Across the entries below, count the lines in which the word "scene" occurs. Reply with the count alone.

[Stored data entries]
***
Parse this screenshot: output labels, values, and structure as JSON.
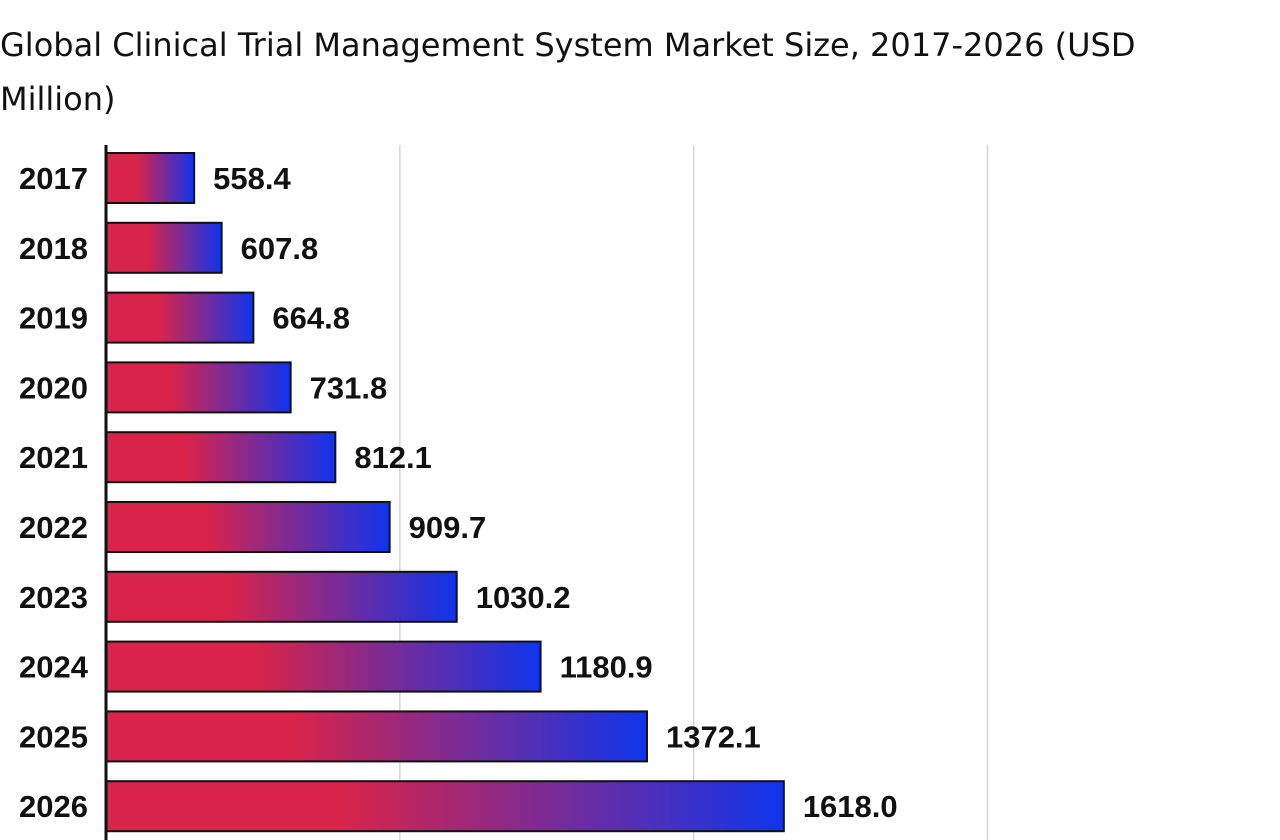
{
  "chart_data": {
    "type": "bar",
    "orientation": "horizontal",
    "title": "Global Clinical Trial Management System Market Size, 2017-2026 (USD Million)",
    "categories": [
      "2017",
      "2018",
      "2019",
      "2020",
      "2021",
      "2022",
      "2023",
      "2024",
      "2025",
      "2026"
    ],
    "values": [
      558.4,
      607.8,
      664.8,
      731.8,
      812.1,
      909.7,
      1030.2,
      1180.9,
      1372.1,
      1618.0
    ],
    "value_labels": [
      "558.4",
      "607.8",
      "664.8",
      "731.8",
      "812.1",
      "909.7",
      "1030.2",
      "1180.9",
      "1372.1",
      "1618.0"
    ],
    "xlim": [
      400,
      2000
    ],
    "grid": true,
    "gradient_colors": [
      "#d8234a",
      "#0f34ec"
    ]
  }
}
***
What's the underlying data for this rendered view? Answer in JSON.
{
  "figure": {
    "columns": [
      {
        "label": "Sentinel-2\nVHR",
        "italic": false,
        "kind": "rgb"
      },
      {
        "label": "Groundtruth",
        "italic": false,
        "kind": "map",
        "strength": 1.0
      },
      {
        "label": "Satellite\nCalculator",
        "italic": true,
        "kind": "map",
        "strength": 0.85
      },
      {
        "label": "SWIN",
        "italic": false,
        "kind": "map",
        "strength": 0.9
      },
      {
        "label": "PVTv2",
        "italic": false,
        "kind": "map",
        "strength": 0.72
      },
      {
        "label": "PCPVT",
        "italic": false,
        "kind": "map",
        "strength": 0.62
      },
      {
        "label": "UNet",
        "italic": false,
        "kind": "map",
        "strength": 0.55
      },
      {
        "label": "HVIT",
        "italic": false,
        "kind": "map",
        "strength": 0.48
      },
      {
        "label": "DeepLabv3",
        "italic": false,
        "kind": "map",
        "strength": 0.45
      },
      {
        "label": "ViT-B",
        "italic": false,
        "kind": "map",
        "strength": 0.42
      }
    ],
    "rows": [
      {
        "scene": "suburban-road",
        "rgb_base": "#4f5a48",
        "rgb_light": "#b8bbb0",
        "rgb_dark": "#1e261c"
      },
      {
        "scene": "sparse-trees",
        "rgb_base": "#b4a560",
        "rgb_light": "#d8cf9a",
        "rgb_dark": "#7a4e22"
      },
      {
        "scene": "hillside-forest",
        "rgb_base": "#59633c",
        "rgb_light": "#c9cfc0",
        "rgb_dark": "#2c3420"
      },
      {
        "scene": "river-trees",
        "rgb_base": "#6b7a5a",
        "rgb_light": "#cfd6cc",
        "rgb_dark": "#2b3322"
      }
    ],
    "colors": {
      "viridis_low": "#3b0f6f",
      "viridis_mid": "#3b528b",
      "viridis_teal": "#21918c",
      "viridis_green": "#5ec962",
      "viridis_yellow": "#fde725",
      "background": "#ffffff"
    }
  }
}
***
◆ Complete response: 4